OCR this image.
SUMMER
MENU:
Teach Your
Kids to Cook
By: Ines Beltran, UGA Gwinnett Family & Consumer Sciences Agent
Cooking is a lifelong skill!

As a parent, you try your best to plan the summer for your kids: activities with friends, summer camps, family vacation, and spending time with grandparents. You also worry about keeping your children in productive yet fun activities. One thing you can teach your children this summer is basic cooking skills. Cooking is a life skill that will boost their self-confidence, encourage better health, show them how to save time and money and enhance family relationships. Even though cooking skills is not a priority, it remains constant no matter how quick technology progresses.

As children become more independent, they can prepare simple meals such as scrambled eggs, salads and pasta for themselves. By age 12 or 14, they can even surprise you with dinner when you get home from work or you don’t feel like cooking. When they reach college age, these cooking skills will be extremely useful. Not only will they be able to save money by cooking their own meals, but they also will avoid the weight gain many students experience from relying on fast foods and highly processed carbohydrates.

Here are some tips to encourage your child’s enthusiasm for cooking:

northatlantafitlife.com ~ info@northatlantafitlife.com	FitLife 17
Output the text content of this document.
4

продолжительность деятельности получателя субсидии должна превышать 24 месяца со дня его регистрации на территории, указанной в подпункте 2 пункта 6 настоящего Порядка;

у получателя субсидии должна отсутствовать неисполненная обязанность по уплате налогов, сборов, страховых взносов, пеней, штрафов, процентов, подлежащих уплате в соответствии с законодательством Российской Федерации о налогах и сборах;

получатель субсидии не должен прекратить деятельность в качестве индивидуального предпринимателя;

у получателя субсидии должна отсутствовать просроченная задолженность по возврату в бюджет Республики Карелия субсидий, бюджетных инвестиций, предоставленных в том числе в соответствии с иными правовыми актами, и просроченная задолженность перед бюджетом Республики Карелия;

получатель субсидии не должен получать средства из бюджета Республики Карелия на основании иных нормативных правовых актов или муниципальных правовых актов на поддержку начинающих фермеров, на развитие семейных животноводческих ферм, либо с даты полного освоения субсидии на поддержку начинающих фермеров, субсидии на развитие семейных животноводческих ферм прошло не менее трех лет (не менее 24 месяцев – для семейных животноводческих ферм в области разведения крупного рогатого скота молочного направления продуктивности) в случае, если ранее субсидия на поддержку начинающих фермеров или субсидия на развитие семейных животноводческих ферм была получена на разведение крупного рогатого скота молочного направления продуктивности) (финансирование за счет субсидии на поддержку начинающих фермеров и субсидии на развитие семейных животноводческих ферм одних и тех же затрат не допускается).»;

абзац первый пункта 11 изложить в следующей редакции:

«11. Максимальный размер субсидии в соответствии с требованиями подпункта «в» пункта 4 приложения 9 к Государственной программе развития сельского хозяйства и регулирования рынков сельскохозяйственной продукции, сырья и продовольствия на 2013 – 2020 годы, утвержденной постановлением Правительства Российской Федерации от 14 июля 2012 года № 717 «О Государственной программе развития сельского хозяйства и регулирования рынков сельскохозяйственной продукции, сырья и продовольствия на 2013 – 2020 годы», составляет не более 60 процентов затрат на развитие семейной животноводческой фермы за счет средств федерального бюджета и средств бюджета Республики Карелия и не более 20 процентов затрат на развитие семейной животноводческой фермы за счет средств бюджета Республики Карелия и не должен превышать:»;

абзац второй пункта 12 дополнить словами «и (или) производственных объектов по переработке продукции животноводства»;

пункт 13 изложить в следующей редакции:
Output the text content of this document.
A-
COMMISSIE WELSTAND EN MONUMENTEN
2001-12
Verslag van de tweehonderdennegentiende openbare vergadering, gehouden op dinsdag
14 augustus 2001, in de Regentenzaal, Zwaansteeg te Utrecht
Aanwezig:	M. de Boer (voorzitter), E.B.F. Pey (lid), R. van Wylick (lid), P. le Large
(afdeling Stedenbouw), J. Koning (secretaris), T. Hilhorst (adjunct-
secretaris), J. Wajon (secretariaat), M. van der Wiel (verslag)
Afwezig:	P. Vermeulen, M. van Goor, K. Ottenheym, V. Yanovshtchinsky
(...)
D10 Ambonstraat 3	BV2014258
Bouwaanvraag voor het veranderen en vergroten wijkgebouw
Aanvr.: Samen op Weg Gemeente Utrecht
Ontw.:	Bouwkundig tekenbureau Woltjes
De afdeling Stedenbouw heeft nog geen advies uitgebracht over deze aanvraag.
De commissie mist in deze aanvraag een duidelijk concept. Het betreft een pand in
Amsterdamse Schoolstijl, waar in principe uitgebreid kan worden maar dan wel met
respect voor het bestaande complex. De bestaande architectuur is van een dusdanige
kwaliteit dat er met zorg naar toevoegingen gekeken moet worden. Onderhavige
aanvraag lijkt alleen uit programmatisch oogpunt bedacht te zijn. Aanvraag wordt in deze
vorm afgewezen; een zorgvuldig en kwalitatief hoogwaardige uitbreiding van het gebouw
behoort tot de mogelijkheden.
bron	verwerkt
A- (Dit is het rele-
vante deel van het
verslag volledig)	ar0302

**WORK INSTRUCTIONS**
Isolate the lines above that contain the word "Российской" and copy them.

**CORRECT OUTPUT**
у получателя субсидии должна отсутствовать неисполненная обязанность по уплате налогов, сборов, страховых взносов, пеней, штрафов, процентов, подлежащих уплате в соответствии с законодательством Российской Федерации о налогах и сборах;
«11. Максимальный размер субсидии в соответствии с требованиями подпункта «в» пункта 4 приложения 9 к Государственной программе развития сельского хозяйства и регулирования рынков сельскохозяйственной продукции, сырья и продовольствия на 2013 – 2020 годы, утвержденной постановлением Правительства Российской Федерации от 14 июля 2012 года № 717 «О Государственной программе развития сельского хозяйства и регулирования рынков сельскохозяйственной продукции, сырья и продовольствия на 2013 – 2020 годы», составляет не более 60 процентов затрат на развитие семейной животноводческой фермы за счет средств федерального бюджета и средств бюджета Республики Карелия и не более 20 процентов затрат на развитие семейной животноводческой фермы за счет средств бюджета Республики Карелия и не должен превышать:»;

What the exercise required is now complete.